• _Extracts from a graphics dataset_

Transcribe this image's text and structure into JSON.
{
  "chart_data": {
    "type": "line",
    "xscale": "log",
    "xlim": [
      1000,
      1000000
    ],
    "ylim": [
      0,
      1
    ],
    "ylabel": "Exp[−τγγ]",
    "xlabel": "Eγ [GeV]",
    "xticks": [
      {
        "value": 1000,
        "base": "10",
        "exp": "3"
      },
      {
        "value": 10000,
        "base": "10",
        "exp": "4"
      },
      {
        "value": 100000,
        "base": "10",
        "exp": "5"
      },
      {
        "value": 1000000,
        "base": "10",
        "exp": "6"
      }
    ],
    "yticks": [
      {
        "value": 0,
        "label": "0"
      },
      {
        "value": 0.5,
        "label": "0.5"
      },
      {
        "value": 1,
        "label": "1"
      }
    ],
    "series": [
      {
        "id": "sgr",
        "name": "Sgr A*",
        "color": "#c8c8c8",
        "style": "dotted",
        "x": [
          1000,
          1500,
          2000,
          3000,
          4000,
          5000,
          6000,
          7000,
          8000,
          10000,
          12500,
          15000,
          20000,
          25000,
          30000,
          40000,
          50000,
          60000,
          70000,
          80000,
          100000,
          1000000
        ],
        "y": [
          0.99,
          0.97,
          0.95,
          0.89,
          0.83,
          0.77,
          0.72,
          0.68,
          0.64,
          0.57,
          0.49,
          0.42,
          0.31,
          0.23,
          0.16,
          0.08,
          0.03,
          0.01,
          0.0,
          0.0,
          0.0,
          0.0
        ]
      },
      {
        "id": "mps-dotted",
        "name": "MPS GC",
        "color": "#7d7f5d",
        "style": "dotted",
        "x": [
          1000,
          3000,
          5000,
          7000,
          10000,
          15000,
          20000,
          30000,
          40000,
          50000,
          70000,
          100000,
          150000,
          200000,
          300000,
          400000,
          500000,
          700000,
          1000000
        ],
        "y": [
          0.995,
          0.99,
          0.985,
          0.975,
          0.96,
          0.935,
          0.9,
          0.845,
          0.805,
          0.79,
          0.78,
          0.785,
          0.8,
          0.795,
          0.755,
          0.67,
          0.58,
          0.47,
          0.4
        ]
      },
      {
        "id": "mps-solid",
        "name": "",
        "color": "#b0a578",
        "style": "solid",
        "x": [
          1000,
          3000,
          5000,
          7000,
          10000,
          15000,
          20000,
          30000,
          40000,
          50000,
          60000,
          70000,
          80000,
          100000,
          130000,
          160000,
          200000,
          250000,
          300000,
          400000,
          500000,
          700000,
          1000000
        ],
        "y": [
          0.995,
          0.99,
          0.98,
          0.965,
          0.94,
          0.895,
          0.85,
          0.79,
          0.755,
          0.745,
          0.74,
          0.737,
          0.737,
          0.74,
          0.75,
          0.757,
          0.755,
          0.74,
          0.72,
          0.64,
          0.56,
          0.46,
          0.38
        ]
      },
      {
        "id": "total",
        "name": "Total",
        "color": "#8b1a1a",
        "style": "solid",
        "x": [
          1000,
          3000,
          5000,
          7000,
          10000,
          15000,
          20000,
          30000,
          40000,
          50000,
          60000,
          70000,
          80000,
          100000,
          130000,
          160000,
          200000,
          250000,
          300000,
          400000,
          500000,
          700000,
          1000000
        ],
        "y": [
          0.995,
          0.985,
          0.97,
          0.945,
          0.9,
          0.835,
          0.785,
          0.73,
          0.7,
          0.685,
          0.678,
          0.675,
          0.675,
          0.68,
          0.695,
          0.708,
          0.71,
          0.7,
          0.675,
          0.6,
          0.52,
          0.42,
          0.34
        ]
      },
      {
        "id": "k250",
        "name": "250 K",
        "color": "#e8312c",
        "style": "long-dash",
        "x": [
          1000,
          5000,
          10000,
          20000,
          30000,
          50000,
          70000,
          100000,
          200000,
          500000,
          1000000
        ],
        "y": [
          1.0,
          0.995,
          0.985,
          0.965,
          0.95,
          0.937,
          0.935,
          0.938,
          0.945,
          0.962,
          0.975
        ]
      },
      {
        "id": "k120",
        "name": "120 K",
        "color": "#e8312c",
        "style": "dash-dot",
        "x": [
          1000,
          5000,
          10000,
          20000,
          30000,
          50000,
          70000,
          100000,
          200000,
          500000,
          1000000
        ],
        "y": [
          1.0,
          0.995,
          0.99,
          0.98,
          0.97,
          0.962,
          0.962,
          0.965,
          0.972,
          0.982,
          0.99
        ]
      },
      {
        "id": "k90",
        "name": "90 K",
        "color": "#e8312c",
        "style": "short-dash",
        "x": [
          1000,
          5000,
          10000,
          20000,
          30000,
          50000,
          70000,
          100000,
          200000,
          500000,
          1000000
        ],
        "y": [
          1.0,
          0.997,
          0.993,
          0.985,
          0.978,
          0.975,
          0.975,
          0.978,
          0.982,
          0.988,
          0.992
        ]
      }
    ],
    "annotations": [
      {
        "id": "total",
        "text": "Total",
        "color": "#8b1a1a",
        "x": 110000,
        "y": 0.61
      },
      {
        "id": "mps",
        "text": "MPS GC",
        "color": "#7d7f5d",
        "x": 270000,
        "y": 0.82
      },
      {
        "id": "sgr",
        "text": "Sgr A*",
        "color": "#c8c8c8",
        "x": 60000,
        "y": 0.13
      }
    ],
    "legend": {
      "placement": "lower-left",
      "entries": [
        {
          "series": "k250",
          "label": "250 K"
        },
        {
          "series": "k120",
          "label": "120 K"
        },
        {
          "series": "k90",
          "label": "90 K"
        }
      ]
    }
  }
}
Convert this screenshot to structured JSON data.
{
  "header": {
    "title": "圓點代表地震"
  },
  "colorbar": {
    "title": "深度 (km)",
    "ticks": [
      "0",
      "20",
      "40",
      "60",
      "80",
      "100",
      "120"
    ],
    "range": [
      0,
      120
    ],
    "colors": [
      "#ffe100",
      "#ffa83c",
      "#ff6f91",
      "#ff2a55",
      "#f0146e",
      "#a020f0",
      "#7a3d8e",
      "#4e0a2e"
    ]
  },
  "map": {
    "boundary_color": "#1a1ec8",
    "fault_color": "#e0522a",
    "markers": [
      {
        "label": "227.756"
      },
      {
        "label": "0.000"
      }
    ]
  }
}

• _Short task_
Select the lines that carry the string "style" and copy them.

• _Task solution_
        "style": "dotted",
        "style": "dotted",
        "style": "solid",
        "style": "solid",
        "style": "long-dash",
        "style": "dash-dot",
        "style": "short-dash",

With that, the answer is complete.